• THE PROBLEM
In the data below, find every line with the string "name" and pull it out.

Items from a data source
<<<<
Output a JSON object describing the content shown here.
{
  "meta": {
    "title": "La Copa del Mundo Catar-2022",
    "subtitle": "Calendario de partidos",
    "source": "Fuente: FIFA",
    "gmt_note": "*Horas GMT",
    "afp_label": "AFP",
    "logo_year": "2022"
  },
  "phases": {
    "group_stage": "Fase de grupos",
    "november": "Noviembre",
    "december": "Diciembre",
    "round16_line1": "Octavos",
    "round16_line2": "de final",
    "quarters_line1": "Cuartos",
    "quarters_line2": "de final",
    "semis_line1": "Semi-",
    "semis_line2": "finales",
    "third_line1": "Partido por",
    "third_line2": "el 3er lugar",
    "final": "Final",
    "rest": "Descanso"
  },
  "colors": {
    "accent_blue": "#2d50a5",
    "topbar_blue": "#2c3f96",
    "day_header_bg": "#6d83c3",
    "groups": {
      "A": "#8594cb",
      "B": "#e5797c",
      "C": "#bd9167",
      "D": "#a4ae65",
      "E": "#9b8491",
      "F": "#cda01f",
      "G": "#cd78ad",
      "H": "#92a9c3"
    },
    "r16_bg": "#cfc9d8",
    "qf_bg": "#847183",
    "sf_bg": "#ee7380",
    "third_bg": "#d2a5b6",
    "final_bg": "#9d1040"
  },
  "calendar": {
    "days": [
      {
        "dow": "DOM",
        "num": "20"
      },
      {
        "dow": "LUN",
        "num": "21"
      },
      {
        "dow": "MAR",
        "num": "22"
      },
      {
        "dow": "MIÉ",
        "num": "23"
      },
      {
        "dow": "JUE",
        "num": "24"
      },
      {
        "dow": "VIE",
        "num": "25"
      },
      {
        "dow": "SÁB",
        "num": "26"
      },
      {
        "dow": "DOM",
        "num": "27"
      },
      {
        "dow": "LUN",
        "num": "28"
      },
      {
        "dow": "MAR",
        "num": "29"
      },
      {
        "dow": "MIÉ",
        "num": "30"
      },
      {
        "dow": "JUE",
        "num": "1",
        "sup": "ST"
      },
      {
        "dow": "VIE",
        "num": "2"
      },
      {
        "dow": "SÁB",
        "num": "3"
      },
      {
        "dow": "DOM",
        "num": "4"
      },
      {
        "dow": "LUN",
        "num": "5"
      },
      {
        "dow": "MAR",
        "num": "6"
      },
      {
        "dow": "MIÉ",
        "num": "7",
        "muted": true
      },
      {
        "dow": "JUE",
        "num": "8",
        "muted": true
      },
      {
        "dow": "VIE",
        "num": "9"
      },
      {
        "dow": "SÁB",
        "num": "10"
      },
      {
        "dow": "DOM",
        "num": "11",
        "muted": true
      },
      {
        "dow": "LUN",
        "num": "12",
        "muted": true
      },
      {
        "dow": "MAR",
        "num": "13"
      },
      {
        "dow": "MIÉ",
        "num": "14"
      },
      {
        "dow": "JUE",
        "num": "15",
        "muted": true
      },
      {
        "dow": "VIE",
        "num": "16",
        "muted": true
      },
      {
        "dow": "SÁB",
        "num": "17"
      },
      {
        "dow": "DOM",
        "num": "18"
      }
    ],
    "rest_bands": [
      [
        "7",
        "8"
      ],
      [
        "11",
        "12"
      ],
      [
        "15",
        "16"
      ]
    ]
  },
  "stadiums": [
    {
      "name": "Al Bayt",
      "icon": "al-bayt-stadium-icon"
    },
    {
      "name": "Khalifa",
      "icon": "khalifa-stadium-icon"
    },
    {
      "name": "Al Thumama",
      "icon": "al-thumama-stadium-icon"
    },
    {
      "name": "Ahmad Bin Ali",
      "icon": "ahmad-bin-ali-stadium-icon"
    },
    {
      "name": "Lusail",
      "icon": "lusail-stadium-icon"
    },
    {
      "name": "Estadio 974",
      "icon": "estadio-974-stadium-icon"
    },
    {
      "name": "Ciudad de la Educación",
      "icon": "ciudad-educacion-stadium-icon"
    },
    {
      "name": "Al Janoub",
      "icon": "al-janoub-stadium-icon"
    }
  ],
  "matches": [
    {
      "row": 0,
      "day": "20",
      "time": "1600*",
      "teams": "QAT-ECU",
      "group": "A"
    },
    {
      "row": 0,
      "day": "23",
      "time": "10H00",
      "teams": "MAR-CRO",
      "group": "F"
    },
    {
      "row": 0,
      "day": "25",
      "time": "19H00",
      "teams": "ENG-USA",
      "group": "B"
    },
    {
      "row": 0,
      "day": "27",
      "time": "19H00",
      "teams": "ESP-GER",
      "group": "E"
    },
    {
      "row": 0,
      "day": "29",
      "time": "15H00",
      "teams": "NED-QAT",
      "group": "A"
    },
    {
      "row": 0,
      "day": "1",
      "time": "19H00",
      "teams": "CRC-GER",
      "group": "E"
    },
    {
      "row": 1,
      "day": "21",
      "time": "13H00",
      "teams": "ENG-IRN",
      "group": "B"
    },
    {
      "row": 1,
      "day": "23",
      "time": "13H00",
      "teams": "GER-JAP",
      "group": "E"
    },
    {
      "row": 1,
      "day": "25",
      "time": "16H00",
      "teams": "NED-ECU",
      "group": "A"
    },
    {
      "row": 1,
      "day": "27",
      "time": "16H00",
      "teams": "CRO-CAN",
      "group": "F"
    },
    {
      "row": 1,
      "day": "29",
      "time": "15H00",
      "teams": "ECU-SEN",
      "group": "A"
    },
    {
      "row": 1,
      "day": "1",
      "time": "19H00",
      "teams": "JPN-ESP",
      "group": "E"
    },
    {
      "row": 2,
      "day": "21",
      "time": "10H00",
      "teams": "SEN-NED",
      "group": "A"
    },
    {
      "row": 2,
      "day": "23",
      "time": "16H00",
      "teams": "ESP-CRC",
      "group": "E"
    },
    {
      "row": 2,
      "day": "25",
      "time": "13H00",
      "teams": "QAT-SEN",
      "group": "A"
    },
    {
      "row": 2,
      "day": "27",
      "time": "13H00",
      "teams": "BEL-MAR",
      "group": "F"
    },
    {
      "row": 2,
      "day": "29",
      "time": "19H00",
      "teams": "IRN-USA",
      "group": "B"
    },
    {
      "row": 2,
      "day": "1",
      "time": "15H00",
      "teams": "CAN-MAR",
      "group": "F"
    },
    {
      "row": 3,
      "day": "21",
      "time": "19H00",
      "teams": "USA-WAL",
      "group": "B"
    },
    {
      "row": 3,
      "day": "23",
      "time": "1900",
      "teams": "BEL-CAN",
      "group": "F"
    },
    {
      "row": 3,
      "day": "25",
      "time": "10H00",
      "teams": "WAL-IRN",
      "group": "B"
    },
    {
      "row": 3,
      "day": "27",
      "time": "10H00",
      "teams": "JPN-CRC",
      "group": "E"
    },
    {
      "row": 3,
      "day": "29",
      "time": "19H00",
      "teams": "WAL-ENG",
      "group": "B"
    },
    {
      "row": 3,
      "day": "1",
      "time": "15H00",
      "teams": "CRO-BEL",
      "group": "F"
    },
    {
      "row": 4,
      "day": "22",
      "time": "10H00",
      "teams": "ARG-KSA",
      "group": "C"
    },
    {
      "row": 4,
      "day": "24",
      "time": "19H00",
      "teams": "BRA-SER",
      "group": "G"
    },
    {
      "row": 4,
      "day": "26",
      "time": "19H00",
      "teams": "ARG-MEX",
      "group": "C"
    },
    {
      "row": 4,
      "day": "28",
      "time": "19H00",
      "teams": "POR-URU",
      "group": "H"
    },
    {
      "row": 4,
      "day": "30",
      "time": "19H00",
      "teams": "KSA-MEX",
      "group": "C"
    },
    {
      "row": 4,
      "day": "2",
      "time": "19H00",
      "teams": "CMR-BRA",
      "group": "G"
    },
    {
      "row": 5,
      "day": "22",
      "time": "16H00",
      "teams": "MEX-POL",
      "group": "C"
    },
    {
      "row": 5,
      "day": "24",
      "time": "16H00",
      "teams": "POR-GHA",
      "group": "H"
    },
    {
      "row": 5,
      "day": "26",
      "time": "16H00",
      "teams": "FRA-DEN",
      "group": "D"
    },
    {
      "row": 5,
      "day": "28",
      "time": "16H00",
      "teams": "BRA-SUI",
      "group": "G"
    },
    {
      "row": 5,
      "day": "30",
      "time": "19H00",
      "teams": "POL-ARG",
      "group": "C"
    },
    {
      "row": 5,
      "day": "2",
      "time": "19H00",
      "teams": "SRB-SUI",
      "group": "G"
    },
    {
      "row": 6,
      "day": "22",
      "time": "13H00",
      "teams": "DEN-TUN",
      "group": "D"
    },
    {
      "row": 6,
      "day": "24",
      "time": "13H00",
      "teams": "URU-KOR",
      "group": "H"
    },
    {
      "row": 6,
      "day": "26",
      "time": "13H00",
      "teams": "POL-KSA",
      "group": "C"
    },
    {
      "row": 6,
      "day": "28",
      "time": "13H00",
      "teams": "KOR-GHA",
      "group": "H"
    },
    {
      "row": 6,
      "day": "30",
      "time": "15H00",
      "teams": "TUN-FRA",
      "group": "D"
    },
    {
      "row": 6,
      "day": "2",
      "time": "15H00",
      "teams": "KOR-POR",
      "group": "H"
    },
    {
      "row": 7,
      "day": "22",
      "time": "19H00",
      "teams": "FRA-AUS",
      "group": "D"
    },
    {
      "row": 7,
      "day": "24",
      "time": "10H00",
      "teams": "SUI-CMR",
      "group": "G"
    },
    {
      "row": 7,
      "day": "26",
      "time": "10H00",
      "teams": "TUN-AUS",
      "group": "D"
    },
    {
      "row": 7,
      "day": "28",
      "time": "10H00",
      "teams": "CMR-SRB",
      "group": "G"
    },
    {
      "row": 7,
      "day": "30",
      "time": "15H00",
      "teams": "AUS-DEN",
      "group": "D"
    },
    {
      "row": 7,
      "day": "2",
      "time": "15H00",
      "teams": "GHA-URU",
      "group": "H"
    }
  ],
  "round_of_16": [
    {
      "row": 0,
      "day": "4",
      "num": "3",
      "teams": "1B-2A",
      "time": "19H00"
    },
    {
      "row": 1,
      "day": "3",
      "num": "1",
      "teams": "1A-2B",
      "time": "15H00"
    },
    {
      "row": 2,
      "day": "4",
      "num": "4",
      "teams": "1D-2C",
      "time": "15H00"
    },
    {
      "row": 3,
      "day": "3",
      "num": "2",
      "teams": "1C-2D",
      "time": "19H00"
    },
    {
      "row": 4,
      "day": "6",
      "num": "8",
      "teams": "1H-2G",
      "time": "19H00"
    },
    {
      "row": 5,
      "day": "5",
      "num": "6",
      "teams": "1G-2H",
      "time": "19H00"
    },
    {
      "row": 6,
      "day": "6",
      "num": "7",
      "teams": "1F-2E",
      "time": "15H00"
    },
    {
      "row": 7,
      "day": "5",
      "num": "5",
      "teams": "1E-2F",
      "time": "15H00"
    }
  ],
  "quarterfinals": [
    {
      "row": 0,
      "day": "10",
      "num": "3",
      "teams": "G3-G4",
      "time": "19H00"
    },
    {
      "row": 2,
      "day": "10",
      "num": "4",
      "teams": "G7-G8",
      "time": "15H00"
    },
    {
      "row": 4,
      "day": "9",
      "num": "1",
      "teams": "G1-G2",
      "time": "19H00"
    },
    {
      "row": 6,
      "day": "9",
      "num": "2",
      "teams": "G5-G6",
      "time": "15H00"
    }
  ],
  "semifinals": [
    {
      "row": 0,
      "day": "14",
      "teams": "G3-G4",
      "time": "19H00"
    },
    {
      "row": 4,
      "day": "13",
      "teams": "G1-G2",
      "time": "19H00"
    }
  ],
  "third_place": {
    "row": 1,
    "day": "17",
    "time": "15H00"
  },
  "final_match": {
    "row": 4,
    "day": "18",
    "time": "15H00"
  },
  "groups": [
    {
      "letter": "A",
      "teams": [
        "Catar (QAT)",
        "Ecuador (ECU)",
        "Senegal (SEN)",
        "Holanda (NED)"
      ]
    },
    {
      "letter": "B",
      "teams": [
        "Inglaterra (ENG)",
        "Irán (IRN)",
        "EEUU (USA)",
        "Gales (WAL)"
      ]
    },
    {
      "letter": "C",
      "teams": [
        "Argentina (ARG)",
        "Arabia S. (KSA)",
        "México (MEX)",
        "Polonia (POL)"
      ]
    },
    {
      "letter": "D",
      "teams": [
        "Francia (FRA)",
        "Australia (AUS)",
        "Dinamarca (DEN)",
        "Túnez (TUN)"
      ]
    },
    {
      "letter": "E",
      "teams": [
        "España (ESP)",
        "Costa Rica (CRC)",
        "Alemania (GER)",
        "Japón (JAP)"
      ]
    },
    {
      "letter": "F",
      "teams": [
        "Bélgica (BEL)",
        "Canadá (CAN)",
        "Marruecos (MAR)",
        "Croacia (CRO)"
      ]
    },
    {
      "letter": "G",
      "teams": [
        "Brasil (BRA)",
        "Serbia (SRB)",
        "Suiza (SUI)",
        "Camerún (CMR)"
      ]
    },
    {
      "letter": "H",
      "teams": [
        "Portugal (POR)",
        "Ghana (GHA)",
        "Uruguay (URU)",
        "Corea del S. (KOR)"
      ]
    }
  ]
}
>>>>
<<<<
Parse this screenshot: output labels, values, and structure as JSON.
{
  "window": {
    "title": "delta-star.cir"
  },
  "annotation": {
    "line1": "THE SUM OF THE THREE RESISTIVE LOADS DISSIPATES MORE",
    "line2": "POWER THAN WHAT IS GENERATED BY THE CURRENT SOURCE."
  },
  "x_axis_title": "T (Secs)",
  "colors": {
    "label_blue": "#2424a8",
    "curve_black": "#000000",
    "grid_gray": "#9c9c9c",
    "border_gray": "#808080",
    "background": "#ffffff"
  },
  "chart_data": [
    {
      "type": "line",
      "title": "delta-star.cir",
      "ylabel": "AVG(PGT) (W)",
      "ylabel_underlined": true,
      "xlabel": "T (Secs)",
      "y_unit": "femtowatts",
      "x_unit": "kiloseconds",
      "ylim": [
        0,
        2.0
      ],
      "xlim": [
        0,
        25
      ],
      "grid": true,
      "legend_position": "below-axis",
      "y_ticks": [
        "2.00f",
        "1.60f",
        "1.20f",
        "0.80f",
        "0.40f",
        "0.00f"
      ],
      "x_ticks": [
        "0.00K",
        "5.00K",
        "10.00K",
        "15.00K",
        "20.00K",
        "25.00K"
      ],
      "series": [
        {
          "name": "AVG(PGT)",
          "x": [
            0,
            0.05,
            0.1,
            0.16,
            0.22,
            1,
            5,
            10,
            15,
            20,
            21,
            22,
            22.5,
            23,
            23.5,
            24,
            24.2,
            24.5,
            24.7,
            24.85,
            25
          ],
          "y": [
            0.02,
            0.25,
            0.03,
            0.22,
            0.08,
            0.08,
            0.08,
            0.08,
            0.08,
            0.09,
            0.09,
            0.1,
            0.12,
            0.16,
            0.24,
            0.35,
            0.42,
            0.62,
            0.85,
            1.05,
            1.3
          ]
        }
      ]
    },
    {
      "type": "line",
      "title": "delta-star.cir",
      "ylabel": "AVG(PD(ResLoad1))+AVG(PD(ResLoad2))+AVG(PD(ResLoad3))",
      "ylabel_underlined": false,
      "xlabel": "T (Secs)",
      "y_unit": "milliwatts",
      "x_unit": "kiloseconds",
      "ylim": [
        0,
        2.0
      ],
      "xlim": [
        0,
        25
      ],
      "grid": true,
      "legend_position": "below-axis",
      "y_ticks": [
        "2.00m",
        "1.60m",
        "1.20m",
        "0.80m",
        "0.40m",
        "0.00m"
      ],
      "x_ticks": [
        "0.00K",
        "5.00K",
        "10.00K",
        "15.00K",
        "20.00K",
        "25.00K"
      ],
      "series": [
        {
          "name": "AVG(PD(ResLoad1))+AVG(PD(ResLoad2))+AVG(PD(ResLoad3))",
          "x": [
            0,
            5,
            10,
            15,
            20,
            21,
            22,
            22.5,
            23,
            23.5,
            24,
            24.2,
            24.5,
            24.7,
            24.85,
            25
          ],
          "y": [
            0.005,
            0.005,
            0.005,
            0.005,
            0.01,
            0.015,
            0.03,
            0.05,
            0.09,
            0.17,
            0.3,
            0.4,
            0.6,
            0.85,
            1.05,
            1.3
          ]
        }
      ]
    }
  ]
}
>>>>
<<<<
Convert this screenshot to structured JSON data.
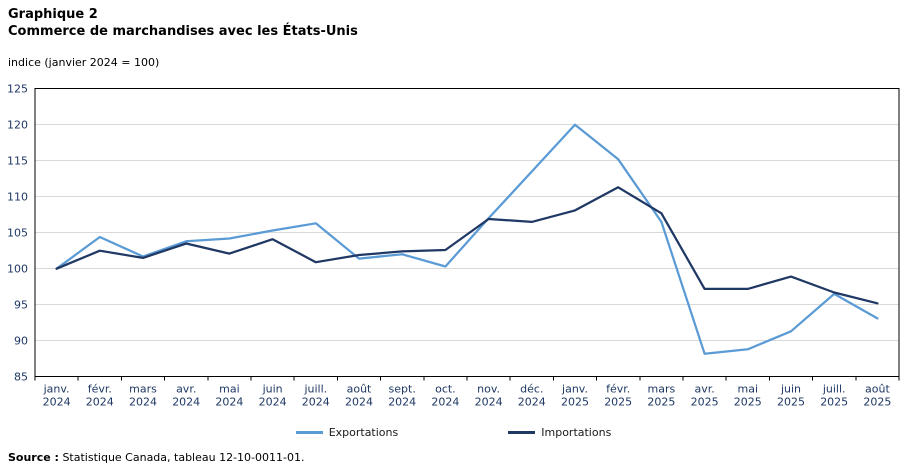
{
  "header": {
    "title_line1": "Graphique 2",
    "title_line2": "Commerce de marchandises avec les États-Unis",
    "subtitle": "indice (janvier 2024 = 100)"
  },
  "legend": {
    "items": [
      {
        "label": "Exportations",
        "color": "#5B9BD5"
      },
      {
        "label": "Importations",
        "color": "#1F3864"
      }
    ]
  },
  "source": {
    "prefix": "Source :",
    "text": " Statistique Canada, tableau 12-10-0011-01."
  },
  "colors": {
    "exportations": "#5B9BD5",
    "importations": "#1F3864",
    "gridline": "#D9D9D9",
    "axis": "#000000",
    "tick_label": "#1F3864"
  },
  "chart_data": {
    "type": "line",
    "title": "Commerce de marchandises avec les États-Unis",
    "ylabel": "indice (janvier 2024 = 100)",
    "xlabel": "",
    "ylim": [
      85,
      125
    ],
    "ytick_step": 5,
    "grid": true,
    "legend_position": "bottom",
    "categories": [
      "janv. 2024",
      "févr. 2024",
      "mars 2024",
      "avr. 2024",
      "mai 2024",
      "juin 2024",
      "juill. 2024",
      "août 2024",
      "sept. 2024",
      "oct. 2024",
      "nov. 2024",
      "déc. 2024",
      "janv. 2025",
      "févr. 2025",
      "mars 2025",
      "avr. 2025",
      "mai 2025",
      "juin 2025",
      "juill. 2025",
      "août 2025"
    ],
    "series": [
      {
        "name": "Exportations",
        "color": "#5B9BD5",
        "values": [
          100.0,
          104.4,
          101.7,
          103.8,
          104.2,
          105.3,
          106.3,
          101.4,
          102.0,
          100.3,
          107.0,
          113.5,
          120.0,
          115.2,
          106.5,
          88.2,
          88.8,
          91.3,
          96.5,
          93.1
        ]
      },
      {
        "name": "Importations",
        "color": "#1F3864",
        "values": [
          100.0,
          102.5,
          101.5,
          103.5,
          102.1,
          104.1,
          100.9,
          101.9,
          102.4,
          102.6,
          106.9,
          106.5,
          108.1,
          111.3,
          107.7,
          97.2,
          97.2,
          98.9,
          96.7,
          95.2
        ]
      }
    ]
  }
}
>>>>
• EXERCISE OUTPUT
      "name": "Al Bayt",
      "name": "Khalifa",
      "name": "Al Thumama",
      "name": "Ahmad Bin Ali",
      "name": "Lusail",
      "name": "Estadio 974",
      "name": "Ciudad de la Educación",
      "name": "Al Janoub",
          "name": "AVG(PGT)",
          "name": "AVG(PD(ResLoad1))+AVG(PD(ResLoad2))+AVG(PD(ResLoad3))",
        "name": "Exportations",
        "name": "Importations",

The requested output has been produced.